[Dataset items]
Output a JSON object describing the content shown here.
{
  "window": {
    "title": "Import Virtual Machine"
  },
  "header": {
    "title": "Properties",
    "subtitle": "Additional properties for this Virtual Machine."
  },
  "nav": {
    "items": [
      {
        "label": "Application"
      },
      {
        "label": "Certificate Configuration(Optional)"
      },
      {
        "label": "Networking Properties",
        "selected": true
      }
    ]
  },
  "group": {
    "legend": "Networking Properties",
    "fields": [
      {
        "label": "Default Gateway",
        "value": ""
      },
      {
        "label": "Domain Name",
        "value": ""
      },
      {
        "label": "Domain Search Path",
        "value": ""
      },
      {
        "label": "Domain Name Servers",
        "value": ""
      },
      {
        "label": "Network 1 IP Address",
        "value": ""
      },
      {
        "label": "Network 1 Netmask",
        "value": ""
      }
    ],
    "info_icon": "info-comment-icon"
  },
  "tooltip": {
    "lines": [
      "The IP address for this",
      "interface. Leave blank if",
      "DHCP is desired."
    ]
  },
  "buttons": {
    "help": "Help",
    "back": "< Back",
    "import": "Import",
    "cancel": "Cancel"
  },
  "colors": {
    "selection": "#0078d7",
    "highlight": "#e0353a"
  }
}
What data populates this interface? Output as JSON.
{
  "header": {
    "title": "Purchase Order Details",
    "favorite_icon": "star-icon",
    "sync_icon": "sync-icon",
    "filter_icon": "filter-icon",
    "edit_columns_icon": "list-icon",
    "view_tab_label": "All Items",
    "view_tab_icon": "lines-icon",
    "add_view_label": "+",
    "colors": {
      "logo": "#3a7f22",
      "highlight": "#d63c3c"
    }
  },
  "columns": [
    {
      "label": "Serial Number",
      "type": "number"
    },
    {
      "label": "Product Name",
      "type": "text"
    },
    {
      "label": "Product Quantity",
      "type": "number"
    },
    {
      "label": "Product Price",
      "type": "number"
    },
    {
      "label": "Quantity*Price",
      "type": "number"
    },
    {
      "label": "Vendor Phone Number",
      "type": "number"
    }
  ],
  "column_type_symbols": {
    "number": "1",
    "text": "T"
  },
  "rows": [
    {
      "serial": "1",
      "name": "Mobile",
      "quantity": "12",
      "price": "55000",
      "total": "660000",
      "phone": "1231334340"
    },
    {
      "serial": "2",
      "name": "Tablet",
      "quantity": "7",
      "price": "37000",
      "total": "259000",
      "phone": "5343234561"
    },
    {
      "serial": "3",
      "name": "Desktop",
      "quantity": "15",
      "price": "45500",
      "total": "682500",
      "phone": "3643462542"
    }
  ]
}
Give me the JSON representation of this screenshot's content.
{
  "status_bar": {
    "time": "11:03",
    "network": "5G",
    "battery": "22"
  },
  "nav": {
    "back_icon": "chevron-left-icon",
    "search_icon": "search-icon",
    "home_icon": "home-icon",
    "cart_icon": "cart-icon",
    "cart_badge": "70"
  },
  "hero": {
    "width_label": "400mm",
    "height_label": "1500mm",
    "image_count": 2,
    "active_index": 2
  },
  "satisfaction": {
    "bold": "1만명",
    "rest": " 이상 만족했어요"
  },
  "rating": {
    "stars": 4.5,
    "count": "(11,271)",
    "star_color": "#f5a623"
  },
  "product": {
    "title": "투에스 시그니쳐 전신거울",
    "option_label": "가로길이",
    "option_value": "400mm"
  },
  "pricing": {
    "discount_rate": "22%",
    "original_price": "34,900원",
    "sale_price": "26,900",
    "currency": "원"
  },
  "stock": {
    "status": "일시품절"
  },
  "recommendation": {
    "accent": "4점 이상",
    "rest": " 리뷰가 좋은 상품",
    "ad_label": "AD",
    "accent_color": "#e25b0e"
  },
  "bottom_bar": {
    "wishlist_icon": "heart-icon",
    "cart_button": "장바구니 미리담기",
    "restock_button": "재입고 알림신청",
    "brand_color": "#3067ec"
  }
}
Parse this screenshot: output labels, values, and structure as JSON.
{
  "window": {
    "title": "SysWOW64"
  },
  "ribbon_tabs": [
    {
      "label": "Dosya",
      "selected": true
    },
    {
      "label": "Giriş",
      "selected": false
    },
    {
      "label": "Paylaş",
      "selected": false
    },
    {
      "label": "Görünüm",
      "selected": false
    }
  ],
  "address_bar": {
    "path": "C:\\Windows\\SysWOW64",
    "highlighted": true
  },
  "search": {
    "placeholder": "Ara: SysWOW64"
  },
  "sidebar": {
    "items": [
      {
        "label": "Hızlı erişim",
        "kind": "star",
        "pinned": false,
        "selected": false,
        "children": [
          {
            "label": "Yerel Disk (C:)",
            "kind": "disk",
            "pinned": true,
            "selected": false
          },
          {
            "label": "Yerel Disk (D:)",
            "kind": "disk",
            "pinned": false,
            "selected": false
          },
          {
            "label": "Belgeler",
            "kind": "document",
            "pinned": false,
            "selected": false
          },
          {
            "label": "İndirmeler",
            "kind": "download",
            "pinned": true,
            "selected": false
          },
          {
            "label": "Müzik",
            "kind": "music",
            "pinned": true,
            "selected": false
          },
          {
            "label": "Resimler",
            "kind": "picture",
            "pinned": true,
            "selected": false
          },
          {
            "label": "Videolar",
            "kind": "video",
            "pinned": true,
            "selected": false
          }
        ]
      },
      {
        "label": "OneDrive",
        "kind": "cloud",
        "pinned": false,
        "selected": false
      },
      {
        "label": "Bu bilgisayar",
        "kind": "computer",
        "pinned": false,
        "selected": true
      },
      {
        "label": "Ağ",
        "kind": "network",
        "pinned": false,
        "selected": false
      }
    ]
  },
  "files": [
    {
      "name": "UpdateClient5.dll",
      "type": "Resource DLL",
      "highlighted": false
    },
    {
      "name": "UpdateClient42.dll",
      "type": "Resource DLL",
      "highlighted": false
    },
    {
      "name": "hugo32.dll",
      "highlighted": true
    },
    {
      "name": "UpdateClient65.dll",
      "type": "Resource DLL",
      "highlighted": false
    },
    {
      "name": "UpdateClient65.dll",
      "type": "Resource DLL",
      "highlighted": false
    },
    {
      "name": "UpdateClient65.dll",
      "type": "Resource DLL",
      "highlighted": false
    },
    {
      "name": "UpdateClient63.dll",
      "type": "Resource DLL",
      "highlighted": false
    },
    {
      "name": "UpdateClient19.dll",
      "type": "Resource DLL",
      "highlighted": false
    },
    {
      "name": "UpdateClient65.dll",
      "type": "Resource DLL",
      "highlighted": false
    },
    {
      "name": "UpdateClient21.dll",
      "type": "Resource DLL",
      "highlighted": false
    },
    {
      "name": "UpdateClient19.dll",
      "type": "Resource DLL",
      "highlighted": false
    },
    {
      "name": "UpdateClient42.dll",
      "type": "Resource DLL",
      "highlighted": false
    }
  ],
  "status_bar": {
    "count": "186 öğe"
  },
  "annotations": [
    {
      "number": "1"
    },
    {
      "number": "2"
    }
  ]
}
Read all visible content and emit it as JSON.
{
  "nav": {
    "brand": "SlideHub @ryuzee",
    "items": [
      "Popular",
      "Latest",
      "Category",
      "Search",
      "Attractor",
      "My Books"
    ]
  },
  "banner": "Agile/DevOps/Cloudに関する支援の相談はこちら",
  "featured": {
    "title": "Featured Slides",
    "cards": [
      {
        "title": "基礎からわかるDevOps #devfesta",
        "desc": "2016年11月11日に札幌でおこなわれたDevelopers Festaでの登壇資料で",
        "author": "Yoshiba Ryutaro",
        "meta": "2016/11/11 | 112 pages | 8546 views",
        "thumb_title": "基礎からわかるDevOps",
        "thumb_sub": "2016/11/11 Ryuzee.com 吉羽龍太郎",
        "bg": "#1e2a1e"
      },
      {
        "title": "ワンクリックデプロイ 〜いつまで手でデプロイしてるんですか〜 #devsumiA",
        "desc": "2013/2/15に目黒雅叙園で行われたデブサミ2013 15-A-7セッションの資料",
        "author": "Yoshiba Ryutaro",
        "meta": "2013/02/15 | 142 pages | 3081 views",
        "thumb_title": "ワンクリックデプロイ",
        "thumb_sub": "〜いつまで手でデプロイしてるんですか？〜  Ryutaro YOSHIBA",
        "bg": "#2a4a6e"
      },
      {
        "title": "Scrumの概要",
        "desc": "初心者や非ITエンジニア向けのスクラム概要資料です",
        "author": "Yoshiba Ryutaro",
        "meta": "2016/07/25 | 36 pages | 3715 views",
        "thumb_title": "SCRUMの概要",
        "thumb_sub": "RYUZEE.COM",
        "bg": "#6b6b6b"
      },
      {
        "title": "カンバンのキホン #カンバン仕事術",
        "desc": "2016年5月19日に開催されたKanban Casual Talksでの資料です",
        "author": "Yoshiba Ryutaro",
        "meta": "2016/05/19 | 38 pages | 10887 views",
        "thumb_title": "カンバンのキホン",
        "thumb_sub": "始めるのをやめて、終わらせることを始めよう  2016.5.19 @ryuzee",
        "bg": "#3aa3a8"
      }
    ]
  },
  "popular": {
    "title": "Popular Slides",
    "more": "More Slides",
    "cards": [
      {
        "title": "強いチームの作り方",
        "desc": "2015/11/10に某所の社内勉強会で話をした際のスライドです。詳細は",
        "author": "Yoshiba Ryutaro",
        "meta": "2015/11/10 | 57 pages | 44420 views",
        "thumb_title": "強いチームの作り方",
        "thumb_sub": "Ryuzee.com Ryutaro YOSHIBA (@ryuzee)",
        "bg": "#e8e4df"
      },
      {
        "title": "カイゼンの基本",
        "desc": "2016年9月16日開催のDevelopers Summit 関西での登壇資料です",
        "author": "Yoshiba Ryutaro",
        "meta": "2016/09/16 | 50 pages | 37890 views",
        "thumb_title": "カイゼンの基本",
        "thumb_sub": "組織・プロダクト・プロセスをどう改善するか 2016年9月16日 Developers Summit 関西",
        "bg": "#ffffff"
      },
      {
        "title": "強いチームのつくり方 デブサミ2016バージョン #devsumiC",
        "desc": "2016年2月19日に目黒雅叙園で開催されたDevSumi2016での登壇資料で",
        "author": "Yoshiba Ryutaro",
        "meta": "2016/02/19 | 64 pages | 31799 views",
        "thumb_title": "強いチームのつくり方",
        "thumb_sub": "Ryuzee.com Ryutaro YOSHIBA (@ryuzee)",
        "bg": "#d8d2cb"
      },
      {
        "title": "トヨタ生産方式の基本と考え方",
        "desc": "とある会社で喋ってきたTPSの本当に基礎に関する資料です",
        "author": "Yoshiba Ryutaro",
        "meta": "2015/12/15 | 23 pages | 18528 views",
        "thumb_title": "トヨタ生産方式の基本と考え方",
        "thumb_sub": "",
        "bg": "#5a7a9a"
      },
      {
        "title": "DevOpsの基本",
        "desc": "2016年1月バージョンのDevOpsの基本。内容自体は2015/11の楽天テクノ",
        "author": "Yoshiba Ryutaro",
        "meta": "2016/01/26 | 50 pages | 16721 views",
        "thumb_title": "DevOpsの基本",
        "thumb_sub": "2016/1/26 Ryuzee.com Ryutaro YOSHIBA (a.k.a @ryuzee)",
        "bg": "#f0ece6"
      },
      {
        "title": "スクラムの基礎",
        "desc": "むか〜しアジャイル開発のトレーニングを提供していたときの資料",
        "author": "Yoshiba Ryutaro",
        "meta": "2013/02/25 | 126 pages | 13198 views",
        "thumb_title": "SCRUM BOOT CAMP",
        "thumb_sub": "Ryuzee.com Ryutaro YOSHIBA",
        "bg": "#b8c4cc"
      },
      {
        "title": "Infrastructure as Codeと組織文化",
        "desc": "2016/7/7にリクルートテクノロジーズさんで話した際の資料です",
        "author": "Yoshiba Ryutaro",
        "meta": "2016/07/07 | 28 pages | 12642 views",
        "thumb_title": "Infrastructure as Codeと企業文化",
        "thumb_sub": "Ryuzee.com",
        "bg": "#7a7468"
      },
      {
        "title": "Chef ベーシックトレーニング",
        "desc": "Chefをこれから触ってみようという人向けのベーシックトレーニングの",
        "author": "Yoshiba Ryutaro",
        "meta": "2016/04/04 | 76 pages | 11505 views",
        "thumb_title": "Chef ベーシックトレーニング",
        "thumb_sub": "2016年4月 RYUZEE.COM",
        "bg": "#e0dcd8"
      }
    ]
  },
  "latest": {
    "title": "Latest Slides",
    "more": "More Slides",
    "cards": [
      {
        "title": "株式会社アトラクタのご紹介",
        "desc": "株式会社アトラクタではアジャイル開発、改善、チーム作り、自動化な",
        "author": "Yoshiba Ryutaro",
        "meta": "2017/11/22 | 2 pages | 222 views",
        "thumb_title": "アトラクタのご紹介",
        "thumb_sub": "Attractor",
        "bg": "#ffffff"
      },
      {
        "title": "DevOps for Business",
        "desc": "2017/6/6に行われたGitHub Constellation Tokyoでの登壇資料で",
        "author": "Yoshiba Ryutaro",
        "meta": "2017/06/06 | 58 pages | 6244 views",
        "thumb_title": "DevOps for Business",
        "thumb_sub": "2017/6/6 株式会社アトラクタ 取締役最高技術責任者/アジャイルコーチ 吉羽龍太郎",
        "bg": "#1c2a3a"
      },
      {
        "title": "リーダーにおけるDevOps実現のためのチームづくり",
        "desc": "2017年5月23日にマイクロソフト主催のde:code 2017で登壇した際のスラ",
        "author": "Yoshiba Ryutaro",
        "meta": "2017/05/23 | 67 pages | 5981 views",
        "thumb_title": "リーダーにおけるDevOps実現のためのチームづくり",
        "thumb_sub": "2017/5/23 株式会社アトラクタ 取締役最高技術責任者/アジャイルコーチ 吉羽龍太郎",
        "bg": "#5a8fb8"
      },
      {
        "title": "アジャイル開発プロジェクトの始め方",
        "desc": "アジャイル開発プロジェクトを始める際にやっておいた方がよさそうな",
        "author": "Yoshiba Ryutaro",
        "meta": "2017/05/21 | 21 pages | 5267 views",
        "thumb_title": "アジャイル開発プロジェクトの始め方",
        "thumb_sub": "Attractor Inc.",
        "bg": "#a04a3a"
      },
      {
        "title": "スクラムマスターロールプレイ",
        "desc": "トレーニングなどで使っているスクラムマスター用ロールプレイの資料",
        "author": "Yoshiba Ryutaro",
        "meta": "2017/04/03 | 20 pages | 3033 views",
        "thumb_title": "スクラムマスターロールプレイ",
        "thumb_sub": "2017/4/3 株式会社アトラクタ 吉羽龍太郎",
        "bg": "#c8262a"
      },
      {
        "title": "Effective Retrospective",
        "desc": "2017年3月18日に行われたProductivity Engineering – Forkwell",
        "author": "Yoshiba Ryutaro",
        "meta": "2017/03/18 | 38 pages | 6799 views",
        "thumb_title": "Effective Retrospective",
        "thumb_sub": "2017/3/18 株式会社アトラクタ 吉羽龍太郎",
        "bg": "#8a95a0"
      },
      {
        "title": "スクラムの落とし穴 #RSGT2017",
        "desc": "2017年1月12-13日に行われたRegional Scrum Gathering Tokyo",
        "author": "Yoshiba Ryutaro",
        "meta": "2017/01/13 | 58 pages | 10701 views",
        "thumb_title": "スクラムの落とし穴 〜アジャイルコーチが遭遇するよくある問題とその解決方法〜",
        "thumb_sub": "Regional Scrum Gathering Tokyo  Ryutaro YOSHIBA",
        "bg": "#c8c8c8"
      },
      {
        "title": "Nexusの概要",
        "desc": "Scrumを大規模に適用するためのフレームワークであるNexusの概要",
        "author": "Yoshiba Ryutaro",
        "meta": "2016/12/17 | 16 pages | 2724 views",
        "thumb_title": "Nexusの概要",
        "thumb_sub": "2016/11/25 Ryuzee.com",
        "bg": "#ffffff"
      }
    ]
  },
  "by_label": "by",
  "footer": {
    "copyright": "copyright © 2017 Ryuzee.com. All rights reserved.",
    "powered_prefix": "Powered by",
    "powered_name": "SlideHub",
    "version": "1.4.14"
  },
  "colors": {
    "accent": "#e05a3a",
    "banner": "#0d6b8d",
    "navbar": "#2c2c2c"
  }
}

**WHAT YOU NEED TO DO**
Copy all lines from the data that hold the word "取締役最高技術責任者".

**RESPONSE**
        "thumb_sub": "2017/6/6 株式会社アトラクタ 取締役最高技術責任者/アジャイルコーチ 吉羽龍太郎",
        "thumb_sub": "2017/5/23 株式会社アトラクタ 取締役最高技術責任者/アジャイルコーチ 吉羽龍太郎",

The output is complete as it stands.